* [TASK TO CARRY OUT]
Leave out the pictures and reproduce all of the data exactly.

* [SUPPLIED MATERIAL]
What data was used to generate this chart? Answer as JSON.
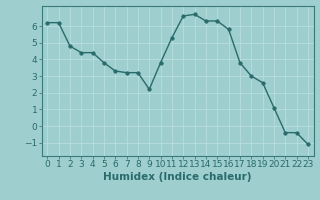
{
  "x": [
    0,
    1,
    2,
    3,
    4,
    5,
    6,
    7,
    8,
    9,
    10,
    11,
    12,
    13,
    14,
    15,
    16,
    17,
    18,
    19,
    20,
    21,
    22,
    23
  ],
  "y": [
    6.2,
    6.2,
    4.8,
    4.4,
    4.4,
    3.8,
    3.3,
    3.2,
    3.2,
    2.2,
    3.8,
    5.3,
    6.6,
    6.7,
    6.3,
    6.3,
    5.8,
    3.8,
    3.0,
    2.6,
    1.1,
    -0.4,
    -0.4,
    -1.1
  ],
  "line_color": "#2a6b6b",
  "marker": "o",
  "marker_size": 2.5,
  "marker_color": "#2a6b6b",
  "bg_color": "#9ecece",
  "grid_color": "#b8dede",
  "xlabel": "Humidex (Indice chaleur)",
  "xlabel_fontsize": 7.5,
  "tick_fontsize": 6.5,
  "ylim": [
    -1.8,
    7.2
  ],
  "xlim": [
    -0.5,
    23.5
  ],
  "yticks": [
    -1,
    0,
    1,
    2,
    3,
    4,
    5,
    6
  ],
  "xticks": [
    0,
    1,
    2,
    3,
    4,
    5,
    6,
    7,
    8,
    9,
    10,
    11,
    12,
    13,
    14,
    15,
    16,
    17,
    18,
    19,
    20,
    21,
    22,
    23
  ]
}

* [COMPLETE RESPONSE]
What data was used to generate this chart? Answer as JSON.
{
  "x": [
    0,
    1,
    2,
    3,
    4,
    5,
    6,
    7,
    8,
    9,
    10,
    11,
    12,
    13,
    14,
    15,
    16,
    17,
    18,
    19,
    20,
    21,
    22,
    23
  ],
  "y": [
    6.2,
    6.2,
    4.8,
    4.4,
    4.4,
    3.8,
    3.3,
    3.2,
    3.2,
    2.2,
    3.8,
    5.3,
    6.6,
    6.7,
    6.3,
    6.3,
    5.8,
    3.8,
    3.0,
    2.6,
    1.1,
    -0.4,
    -0.4,
    -1.1
  ],
  "line_color": "#2a6b6b",
  "marker": "o",
  "marker_size": 2.5,
  "marker_color": "#2a6b6b",
  "bg_color": "#9ecece",
  "grid_color": "#b8dede",
  "xlabel": "Humidex (Indice chaleur)",
  "xlabel_fontsize": 7.5,
  "tick_fontsize": 6.5,
  "ylim": [
    -1.8,
    7.2
  ],
  "xlim": [
    -0.5,
    23.5
  ],
  "yticks": [
    -1,
    0,
    1,
    2,
    3,
    4,
    5,
    6
  ],
  "xticks": [
    0,
    1,
    2,
    3,
    4,
    5,
    6,
    7,
    8,
    9,
    10,
    11,
    12,
    13,
    14,
    15,
    16,
    17,
    18,
    19,
    20,
    21,
    22,
    23
  ]
}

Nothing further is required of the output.